■ Exercise requirements
Look through the data below and report how many lines include "into". Only the number should be given.

[Collected data entries]

——

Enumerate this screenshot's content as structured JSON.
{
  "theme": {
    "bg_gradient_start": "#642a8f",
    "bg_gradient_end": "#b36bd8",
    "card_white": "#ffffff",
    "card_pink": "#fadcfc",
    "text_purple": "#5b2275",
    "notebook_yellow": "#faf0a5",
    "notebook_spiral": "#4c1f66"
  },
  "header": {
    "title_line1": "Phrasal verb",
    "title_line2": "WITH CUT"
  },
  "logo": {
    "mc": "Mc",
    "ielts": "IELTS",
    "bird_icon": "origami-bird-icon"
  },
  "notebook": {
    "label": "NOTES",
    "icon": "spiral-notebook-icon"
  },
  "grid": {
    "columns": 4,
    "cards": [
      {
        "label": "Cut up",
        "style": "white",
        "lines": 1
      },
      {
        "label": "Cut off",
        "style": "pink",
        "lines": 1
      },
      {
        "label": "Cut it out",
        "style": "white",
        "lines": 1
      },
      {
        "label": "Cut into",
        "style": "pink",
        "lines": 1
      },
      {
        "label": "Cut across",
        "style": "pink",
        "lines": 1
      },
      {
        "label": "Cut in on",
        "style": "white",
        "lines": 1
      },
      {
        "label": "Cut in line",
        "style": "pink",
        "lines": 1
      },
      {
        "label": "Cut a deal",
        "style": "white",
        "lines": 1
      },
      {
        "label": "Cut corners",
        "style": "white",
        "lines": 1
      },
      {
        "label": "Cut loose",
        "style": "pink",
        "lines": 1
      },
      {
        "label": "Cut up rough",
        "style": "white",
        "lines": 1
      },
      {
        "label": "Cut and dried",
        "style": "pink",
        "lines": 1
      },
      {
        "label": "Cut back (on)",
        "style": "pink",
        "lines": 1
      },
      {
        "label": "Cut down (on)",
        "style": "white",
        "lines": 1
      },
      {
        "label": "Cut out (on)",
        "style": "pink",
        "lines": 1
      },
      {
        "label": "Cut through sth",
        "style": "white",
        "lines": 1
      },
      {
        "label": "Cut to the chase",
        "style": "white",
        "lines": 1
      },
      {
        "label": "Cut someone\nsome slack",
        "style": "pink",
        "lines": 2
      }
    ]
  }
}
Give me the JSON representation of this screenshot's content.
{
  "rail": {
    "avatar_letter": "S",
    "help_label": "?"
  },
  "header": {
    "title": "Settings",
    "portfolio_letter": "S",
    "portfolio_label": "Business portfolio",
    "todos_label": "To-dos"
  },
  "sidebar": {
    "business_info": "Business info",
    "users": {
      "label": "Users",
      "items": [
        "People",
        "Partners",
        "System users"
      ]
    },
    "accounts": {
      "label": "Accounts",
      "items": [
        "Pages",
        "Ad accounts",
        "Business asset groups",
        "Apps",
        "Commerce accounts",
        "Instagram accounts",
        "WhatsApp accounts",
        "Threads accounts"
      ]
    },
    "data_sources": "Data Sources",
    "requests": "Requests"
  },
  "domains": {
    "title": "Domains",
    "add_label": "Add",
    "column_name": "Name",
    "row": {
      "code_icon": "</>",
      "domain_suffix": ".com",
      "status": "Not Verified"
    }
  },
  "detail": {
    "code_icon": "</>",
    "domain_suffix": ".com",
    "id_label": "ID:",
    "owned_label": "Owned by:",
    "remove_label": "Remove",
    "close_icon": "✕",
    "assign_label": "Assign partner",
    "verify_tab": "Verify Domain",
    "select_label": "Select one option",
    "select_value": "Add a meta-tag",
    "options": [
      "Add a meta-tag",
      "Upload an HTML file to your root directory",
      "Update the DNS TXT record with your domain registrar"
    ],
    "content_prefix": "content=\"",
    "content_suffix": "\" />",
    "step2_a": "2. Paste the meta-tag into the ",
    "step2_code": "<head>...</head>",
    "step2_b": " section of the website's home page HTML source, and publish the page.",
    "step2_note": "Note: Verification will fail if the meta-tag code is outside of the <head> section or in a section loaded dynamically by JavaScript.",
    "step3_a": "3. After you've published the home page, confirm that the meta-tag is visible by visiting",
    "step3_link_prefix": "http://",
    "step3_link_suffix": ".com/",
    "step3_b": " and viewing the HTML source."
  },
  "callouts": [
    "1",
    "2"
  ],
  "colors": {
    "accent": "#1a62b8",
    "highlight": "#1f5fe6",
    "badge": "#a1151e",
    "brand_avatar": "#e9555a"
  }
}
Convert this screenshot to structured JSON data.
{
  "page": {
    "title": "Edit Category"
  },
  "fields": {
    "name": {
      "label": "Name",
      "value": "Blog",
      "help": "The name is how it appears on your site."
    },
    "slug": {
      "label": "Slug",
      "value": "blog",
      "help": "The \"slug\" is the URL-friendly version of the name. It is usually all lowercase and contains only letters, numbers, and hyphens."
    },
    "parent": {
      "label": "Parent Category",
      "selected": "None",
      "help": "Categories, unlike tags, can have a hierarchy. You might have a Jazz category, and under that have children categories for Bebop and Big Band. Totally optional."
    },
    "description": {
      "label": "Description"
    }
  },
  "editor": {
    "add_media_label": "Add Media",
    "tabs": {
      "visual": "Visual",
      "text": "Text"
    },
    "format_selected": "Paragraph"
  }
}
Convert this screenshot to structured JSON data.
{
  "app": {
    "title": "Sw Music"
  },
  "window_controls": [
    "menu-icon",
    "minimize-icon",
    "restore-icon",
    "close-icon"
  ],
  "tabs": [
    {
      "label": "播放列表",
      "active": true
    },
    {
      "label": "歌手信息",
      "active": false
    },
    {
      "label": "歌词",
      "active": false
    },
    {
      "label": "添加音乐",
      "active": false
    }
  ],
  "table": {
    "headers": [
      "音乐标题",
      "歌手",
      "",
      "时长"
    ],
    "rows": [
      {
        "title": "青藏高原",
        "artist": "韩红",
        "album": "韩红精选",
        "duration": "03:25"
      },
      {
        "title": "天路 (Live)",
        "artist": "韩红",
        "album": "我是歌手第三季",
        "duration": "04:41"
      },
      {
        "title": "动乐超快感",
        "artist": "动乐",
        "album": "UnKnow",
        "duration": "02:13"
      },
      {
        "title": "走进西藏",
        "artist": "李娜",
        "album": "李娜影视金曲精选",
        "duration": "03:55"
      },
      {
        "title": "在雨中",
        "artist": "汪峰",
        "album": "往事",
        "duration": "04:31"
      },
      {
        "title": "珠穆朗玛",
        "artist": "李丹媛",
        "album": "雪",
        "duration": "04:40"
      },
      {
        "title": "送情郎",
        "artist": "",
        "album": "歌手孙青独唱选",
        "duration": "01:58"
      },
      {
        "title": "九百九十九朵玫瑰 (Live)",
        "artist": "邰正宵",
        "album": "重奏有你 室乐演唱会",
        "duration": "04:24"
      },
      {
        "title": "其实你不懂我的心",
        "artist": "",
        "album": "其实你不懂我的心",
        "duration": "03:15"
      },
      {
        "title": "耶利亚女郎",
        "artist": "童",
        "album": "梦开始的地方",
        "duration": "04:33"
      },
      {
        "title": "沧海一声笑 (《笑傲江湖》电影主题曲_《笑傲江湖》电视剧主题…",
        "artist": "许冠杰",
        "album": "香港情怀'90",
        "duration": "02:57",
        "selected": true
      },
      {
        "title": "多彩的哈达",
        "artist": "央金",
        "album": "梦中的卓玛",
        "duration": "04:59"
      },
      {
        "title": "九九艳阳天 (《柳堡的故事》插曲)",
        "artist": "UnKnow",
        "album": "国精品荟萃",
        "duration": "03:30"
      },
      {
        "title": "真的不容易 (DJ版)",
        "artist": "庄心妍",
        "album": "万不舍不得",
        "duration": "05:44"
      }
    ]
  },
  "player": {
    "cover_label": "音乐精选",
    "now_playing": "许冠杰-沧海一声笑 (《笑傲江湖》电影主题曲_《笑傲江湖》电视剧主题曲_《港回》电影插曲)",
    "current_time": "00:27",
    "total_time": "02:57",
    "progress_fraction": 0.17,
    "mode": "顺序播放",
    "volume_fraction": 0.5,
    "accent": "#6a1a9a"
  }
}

——

■ Complete answer
2